### WHAT IS NEEDED
Look for the string "preview" in every line, and copy each line that has it.

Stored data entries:
· · ·
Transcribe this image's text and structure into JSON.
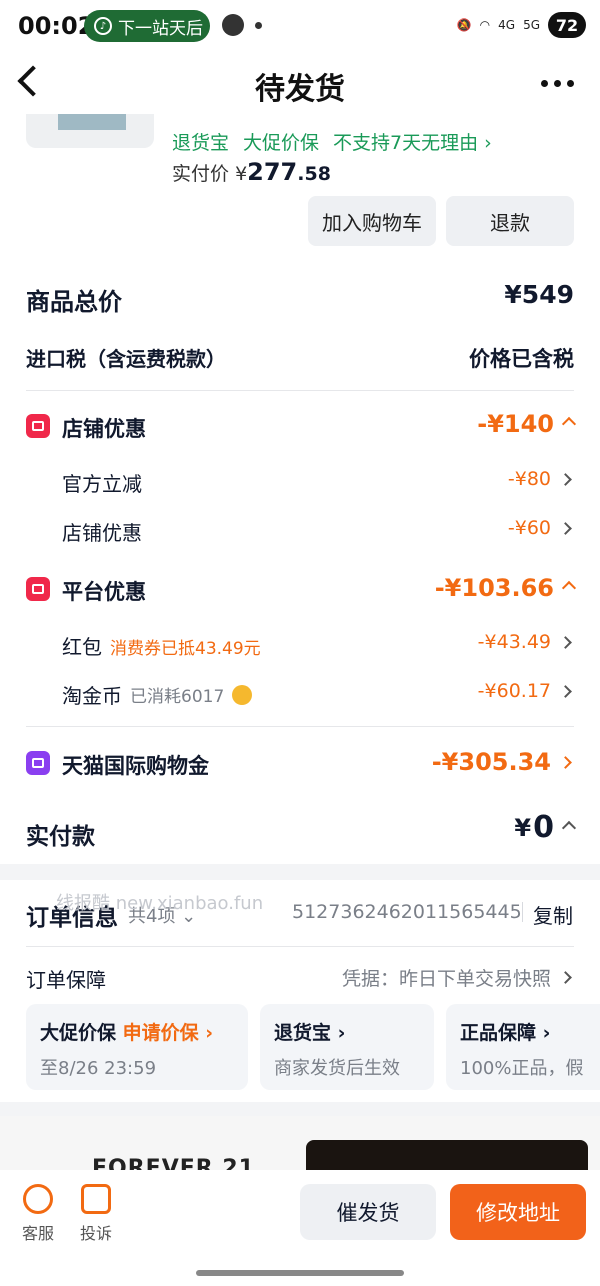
{
  "status_bar": {
    "time": "00:02",
    "now_playing": "下一站天后",
    "network_4g": "4G",
    "network_5g": "5G",
    "battery": "72"
  },
  "header": {
    "title": "待发货"
  },
  "product": {
    "tags": [
      "退货宝",
      "大促价保",
      "不支持7天无理由"
    ],
    "paid_label": "实付价",
    "paid_currency": "¥",
    "paid_int": "277",
    "paid_dec": ".58",
    "add_cart_label": "加入购物车",
    "refund_label": "退款"
  },
  "summary": {
    "goods_total_label": "商品总价",
    "goods_total_value": "¥549",
    "import_tax_label": "进口税（含运费税款）",
    "import_tax_value": "价格已含税"
  },
  "store_discount": {
    "label": "店铺优惠",
    "value": "-¥140",
    "items": [
      {
        "label": "官方立减",
        "value": "-¥80"
      },
      {
        "label": "店铺优惠",
        "value": "-¥60"
      }
    ]
  },
  "platform_discount": {
    "label": "平台优惠",
    "value": "-¥103.66",
    "items": [
      {
        "label": "红包",
        "note": "消费券已抵43.49元",
        "value": "-¥43.49"
      },
      {
        "label": "淘金币",
        "note": "已消耗6017",
        "value": "-¥60.17"
      }
    ]
  },
  "tmall_credit": {
    "label": "天猫国际购物金",
    "value": "-¥305.34"
  },
  "actual_paid": {
    "label": "实付款",
    "currency": "¥",
    "value": "0"
  },
  "order_info": {
    "title": "订单信息",
    "count": "共4项",
    "order_no": "5127362462011565445",
    "copy_label": "复制",
    "watermark": "线报酷 new.xianbao.fun"
  },
  "guarantee": {
    "label": "订单保障",
    "proof": "凭据：昨日下单交易快照",
    "cards": [
      {
        "title": "大促价保",
        "action": "申请价保",
        "sub": "至8/26 23:59"
      },
      {
        "title": "退货宝",
        "sub": "商家发货后生效"
      },
      {
        "title": "正品保障",
        "sub": "100%正品，假"
      }
    ]
  },
  "ad": {
    "brand": "FOREVER 21"
  },
  "bottom": {
    "service_label": "客服",
    "complain_label": "投诉",
    "urge_label": "催发货",
    "change_address_label": "修改地址"
  }
}
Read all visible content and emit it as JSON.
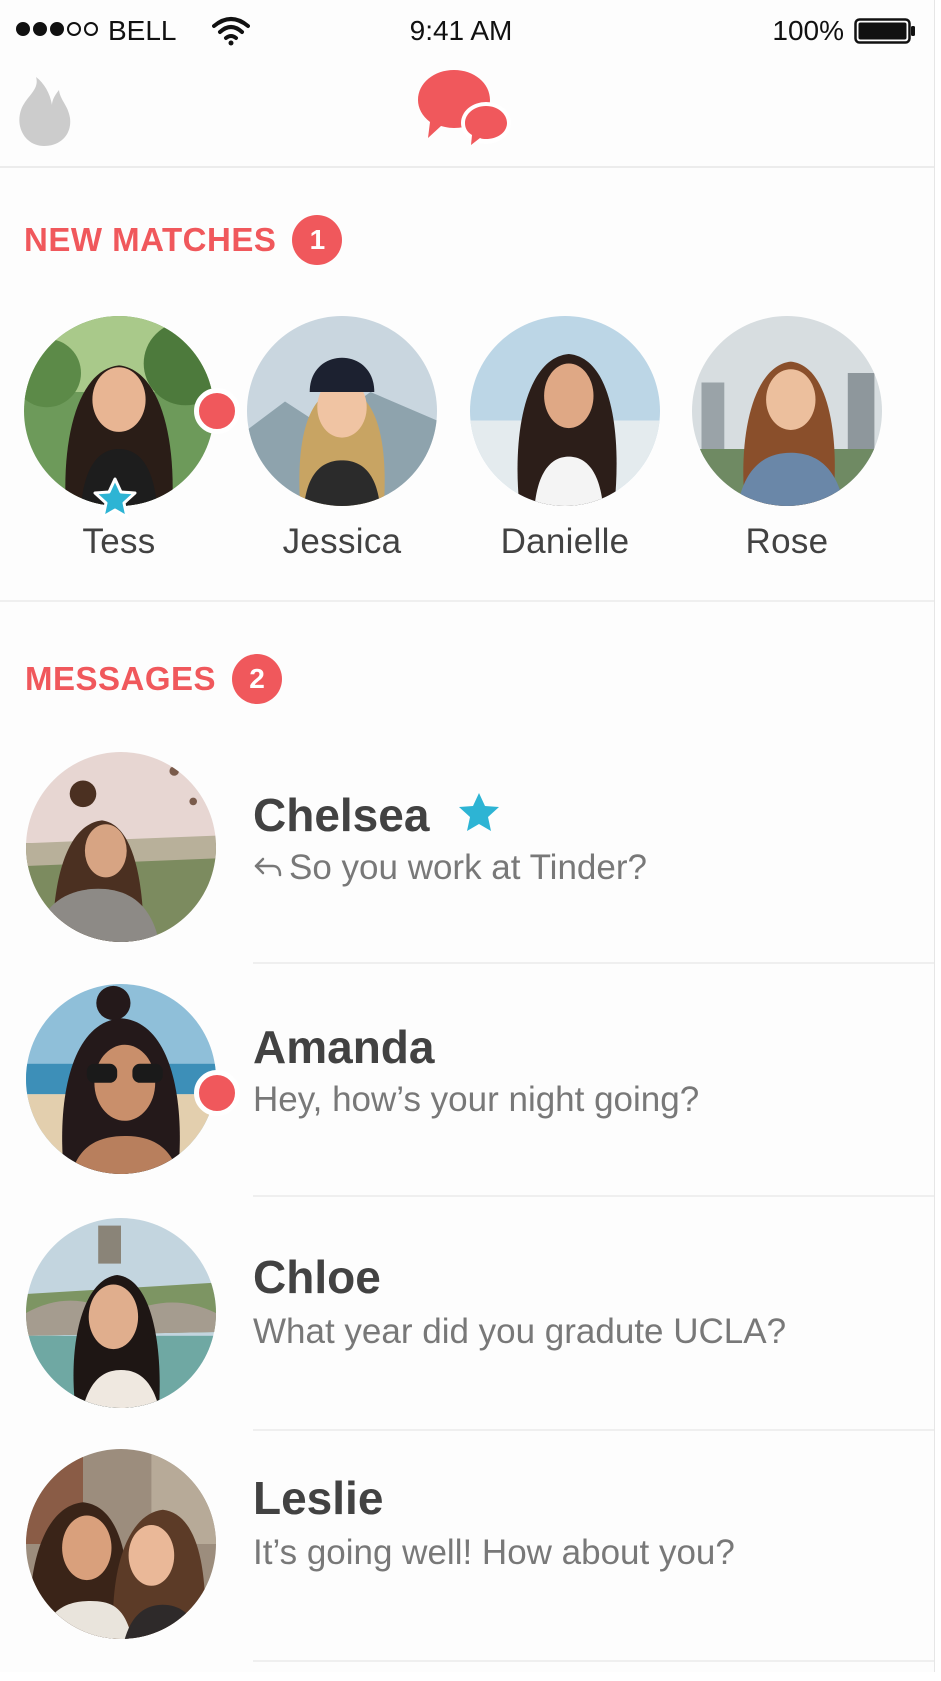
{
  "status_bar": {
    "carrier": "BELL",
    "time": "9:41 AM",
    "battery": "100%"
  },
  "colors": {
    "brand": "#f0585c",
    "super_like": "#2db4d4"
  },
  "new_matches": {
    "title": "NEW MATCHES",
    "count": "1",
    "items": [
      {
        "name": "Tess"
      },
      {
        "name": "Jessica"
      },
      {
        "name": "Danielle"
      },
      {
        "name": "Rose"
      }
    ]
  },
  "messages": {
    "title": "MESSAGES",
    "count": "2",
    "items": [
      {
        "name": "Chelsea",
        "preview": "So you work at Tinder?"
      },
      {
        "name": "Amanda",
        "preview": "Hey, how’s your night going?"
      },
      {
        "name": "Chloe",
        "preview": "What year did you gradute UCLA?"
      },
      {
        "name": "Leslie",
        "preview": "It’s going well! How about you?"
      }
    ]
  }
}
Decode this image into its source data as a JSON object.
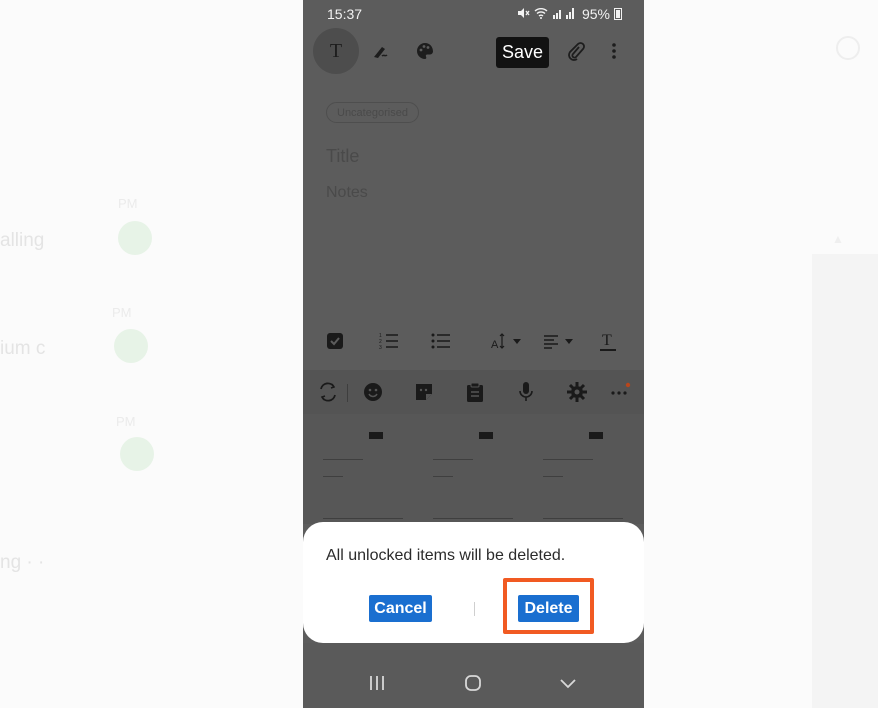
{
  "background": {
    "left_labels": [
      "alling",
      "ium c",
      "ng ·  ·"
    ],
    "left_small": [
      "PM",
      "PM",
      "PM"
    ]
  },
  "status_bar": {
    "time": "15:37",
    "battery": "95%"
  },
  "editor_toolbar": {
    "save_label": "Save"
  },
  "note": {
    "category_chip": "Uncategorised",
    "title_placeholder": "Title",
    "notes_placeholder": "Notes"
  },
  "dialog": {
    "message": "All unlocked items will be deleted.",
    "cancel_label": "Cancel",
    "delete_label": "Delete"
  },
  "colors": {
    "accent_blue": "#1a6fd0",
    "highlight_orange": "#f15a22",
    "overlay_grey": "#5c5c5c"
  }
}
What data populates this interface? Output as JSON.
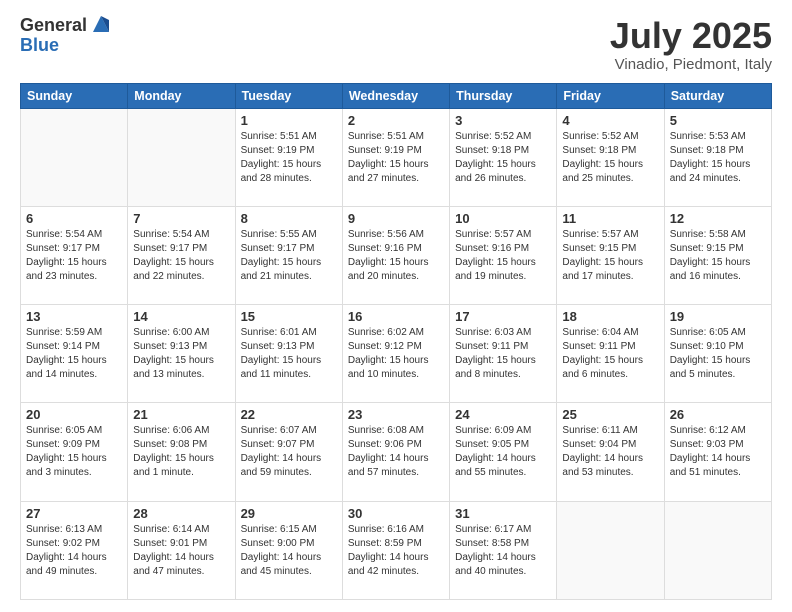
{
  "logo": {
    "general": "General",
    "blue": "Blue"
  },
  "header": {
    "month": "July 2025",
    "location": "Vinadio, Piedmont, Italy"
  },
  "days": [
    "Sunday",
    "Monday",
    "Tuesday",
    "Wednesday",
    "Thursday",
    "Friday",
    "Saturday"
  ],
  "weeks": [
    [
      {
        "day": "",
        "sunrise": "",
        "sunset": "",
        "daylight": ""
      },
      {
        "day": "",
        "sunrise": "",
        "sunset": "",
        "daylight": ""
      },
      {
        "day": "1",
        "sunrise": "Sunrise: 5:51 AM",
        "sunset": "Sunset: 9:19 PM",
        "daylight": "Daylight: 15 hours and 28 minutes."
      },
      {
        "day": "2",
        "sunrise": "Sunrise: 5:51 AM",
        "sunset": "Sunset: 9:19 PM",
        "daylight": "Daylight: 15 hours and 27 minutes."
      },
      {
        "day": "3",
        "sunrise": "Sunrise: 5:52 AM",
        "sunset": "Sunset: 9:18 PM",
        "daylight": "Daylight: 15 hours and 26 minutes."
      },
      {
        "day": "4",
        "sunrise": "Sunrise: 5:52 AM",
        "sunset": "Sunset: 9:18 PM",
        "daylight": "Daylight: 15 hours and 25 minutes."
      },
      {
        "day": "5",
        "sunrise": "Sunrise: 5:53 AM",
        "sunset": "Sunset: 9:18 PM",
        "daylight": "Daylight: 15 hours and 24 minutes."
      }
    ],
    [
      {
        "day": "6",
        "sunrise": "Sunrise: 5:54 AM",
        "sunset": "Sunset: 9:17 PM",
        "daylight": "Daylight: 15 hours and 23 minutes."
      },
      {
        "day": "7",
        "sunrise": "Sunrise: 5:54 AM",
        "sunset": "Sunset: 9:17 PM",
        "daylight": "Daylight: 15 hours and 22 minutes."
      },
      {
        "day": "8",
        "sunrise": "Sunrise: 5:55 AM",
        "sunset": "Sunset: 9:17 PM",
        "daylight": "Daylight: 15 hours and 21 minutes."
      },
      {
        "day": "9",
        "sunrise": "Sunrise: 5:56 AM",
        "sunset": "Sunset: 9:16 PM",
        "daylight": "Daylight: 15 hours and 20 minutes."
      },
      {
        "day": "10",
        "sunrise": "Sunrise: 5:57 AM",
        "sunset": "Sunset: 9:16 PM",
        "daylight": "Daylight: 15 hours and 19 minutes."
      },
      {
        "day": "11",
        "sunrise": "Sunrise: 5:57 AM",
        "sunset": "Sunset: 9:15 PM",
        "daylight": "Daylight: 15 hours and 17 minutes."
      },
      {
        "day": "12",
        "sunrise": "Sunrise: 5:58 AM",
        "sunset": "Sunset: 9:15 PM",
        "daylight": "Daylight: 15 hours and 16 minutes."
      }
    ],
    [
      {
        "day": "13",
        "sunrise": "Sunrise: 5:59 AM",
        "sunset": "Sunset: 9:14 PM",
        "daylight": "Daylight: 15 hours and 14 minutes."
      },
      {
        "day": "14",
        "sunrise": "Sunrise: 6:00 AM",
        "sunset": "Sunset: 9:13 PM",
        "daylight": "Daylight: 15 hours and 13 minutes."
      },
      {
        "day": "15",
        "sunrise": "Sunrise: 6:01 AM",
        "sunset": "Sunset: 9:13 PM",
        "daylight": "Daylight: 15 hours and 11 minutes."
      },
      {
        "day": "16",
        "sunrise": "Sunrise: 6:02 AM",
        "sunset": "Sunset: 9:12 PM",
        "daylight": "Daylight: 15 hours and 10 minutes."
      },
      {
        "day": "17",
        "sunrise": "Sunrise: 6:03 AM",
        "sunset": "Sunset: 9:11 PM",
        "daylight": "Daylight: 15 hours and 8 minutes."
      },
      {
        "day": "18",
        "sunrise": "Sunrise: 6:04 AM",
        "sunset": "Sunset: 9:11 PM",
        "daylight": "Daylight: 15 hours and 6 minutes."
      },
      {
        "day": "19",
        "sunrise": "Sunrise: 6:05 AM",
        "sunset": "Sunset: 9:10 PM",
        "daylight": "Daylight: 15 hours and 5 minutes."
      }
    ],
    [
      {
        "day": "20",
        "sunrise": "Sunrise: 6:05 AM",
        "sunset": "Sunset: 9:09 PM",
        "daylight": "Daylight: 15 hours and 3 minutes."
      },
      {
        "day": "21",
        "sunrise": "Sunrise: 6:06 AM",
        "sunset": "Sunset: 9:08 PM",
        "daylight": "Daylight: 15 hours and 1 minute."
      },
      {
        "day": "22",
        "sunrise": "Sunrise: 6:07 AM",
        "sunset": "Sunset: 9:07 PM",
        "daylight": "Daylight: 14 hours and 59 minutes."
      },
      {
        "day": "23",
        "sunrise": "Sunrise: 6:08 AM",
        "sunset": "Sunset: 9:06 PM",
        "daylight": "Daylight: 14 hours and 57 minutes."
      },
      {
        "day": "24",
        "sunrise": "Sunrise: 6:09 AM",
        "sunset": "Sunset: 9:05 PM",
        "daylight": "Daylight: 14 hours and 55 minutes."
      },
      {
        "day": "25",
        "sunrise": "Sunrise: 6:11 AM",
        "sunset": "Sunset: 9:04 PM",
        "daylight": "Daylight: 14 hours and 53 minutes."
      },
      {
        "day": "26",
        "sunrise": "Sunrise: 6:12 AM",
        "sunset": "Sunset: 9:03 PM",
        "daylight": "Daylight: 14 hours and 51 minutes."
      }
    ],
    [
      {
        "day": "27",
        "sunrise": "Sunrise: 6:13 AM",
        "sunset": "Sunset: 9:02 PM",
        "daylight": "Daylight: 14 hours and 49 minutes."
      },
      {
        "day": "28",
        "sunrise": "Sunrise: 6:14 AM",
        "sunset": "Sunset: 9:01 PM",
        "daylight": "Daylight: 14 hours and 47 minutes."
      },
      {
        "day": "29",
        "sunrise": "Sunrise: 6:15 AM",
        "sunset": "Sunset: 9:00 PM",
        "daylight": "Daylight: 14 hours and 45 minutes."
      },
      {
        "day": "30",
        "sunrise": "Sunrise: 6:16 AM",
        "sunset": "Sunset: 8:59 PM",
        "daylight": "Daylight: 14 hours and 42 minutes."
      },
      {
        "day": "31",
        "sunrise": "Sunrise: 6:17 AM",
        "sunset": "Sunset: 8:58 PM",
        "daylight": "Daylight: 14 hours and 40 minutes."
      },
      {
        "day": "",
        "sunrise": "",
        "sunset": "",
        "daylight": ""
      },
      {
        "day": "",
        "sunrise": "",
        "sunset": "",
        "daylight": ""
      }
    ]
  ]
}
· · ·
### SOLUTION FOR THIS PROBLEM
        "preview": "So you work at Tinder?"
        "preview": "Hey, how’s your night going?"
        "preview": "What year did you gradute UCLA?"
        "preview": "It’s going well! How about you?"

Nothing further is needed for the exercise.